** START Data for this task **
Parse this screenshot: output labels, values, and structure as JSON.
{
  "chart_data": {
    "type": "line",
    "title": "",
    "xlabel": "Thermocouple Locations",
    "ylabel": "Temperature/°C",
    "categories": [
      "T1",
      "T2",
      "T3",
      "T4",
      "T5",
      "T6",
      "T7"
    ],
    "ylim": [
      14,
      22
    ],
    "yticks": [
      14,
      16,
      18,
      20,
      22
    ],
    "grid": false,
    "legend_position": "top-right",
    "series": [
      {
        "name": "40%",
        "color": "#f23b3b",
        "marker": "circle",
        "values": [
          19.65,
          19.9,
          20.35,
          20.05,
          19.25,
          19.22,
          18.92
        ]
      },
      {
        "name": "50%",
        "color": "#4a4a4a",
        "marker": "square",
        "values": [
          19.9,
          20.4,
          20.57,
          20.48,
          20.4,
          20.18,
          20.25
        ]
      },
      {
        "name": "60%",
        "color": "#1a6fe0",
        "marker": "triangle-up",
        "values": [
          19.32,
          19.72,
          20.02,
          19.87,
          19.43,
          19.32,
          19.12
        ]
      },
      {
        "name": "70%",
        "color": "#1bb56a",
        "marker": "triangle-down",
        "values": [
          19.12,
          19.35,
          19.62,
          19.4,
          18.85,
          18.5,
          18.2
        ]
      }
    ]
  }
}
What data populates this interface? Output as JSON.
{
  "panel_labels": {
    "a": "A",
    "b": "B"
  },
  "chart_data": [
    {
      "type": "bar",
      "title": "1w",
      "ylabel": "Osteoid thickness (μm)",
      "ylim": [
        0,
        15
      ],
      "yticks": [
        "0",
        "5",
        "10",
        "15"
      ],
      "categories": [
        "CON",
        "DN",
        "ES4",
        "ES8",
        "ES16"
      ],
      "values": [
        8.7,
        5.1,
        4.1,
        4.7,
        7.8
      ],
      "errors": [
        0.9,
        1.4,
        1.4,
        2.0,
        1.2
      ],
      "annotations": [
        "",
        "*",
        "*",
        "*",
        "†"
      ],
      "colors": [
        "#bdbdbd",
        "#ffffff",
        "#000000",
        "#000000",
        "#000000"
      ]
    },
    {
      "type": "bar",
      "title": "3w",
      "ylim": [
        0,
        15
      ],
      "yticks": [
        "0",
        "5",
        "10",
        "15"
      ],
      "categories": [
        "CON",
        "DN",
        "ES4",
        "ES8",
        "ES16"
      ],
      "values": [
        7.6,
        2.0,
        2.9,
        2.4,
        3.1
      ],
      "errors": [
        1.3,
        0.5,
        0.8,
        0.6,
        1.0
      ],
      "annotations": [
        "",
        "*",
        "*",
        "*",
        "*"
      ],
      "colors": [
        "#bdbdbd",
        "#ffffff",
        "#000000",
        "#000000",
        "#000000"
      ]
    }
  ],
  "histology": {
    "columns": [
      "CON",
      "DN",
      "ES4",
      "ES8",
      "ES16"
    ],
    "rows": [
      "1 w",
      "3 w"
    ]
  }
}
** END Data for this task **
> _What you will do_
Copy out each record from above, exactly.

> _Full output_
Parse this screenshot: output labels, values, and structure as JSON.
{
  "chart_data": {
    "type": "line",
    "title": "",
    "xlabel": "Thermocouple Locations",
    "ylabel": "Temperature/°C",
    "categories": [
      "T1",
      "T2",
      "T3",
      "T4",
      "T5",
      "T6",
      "T7"
    ],
    "ylim": [
      14,
      22
    ],
    "yticks": [
      14,
      16,
      18,
      20,
      22
    ],
    "grid": false,
    "legend_position": "top-right",
    "series": [
      {
        "name": "40%",
        "color": "#f23b3b",
        "marker": "circle",
        "values": [
          19.65,
          19.9,
          20.35,
          20.05,
          19.25,
          19.22,
          18.92
        ]
      },
      {
        "name": "50%",
        "color": "#4a4a4a",
        "marker": "square",
        "values": [
          19.9,
          20.4,
          20.57,
          20.48,
          20.4,
          20.18,
          20.25
        ]
      },
      {
        "name": "60%",
        "color": "#1a6fe0",
        "marker": "triangle-up",
        "values": [
          19.32,
          19.72,
          20.02,
          19.87,
          19.43,
          19.32,
          19.12
        ]
      },
      {
        "name": "70%",
        "color": "#1bb56a",
        "marker": "triangle-down",
        "values": [
          19.12,
          19.35,
          19.62,
          19.4,
          18.85,
          18.5,
          18.2
        ]
      }
    ]
  }
}
What data populates this interface? Output as JSON.
{
  "panel_labels": {
    "a": "A",
    "b": "B"
  },
  "chart_data": [
    {
      "type": "bar",
      "title": "1w",
      "ylabel": "Osteoid thickness (μm)",
      "ylim": [
        0,
        15
      ],
      "yticks": [
        "0",
        "5",
        "10",
        "15"
      ],
      "categories": [
        "CON",
        "DN",
        "ES4",
        "ES8",
        "ES16"
      ],
      "values": [
        8.7,
        5.1,
        4.1,
        4.7,
        7.8
      ],
      "errors": [
        0.9,
        1.4,
        1.4,
        2.0,
        1.2
      ],
      "annotations": [
        "",
        "*",
        "*",
        "*",
        "†"
      ],
      "colors": [
        "#bdbdbd",
        "#ffffff",
        "#000000",
        "#000000",
        "#000000"
      ]
    },
    {
      "type": "bar",
      "title": "3w",
      "ylim": [
        0,
        15
      ],
      "yticks": [
        "0",
        "5",
        "10",
        "15"
      ],
      "categories": [
        "CON",
        "DN",
        "ES4",
        "ES8",
        "ES16"
      ],
      "values": [
        7.6,
        2.0,
        2.9,
        2.4,
        3.1
      ],
      "errors": [
        1.3,
        0.5,
        0.8,
        0.6,
        1.0
      ],
      "annotations": [
        "",
        "*",
        "*",
        "*",
        "*"
      ],
      "colors": [
        "#bdbdbd",
        "#ffffff",
        "#000000",
        "#000000",
        "#000000"
      ]
    }
  ],
  "histology": {
    "columns": [
      "CON",
      "DN",
      "ES4",
      "ES8",
      "ES16"
    ],
    "rows": [
      "1 w",
      "3 w"
    ]
  }
}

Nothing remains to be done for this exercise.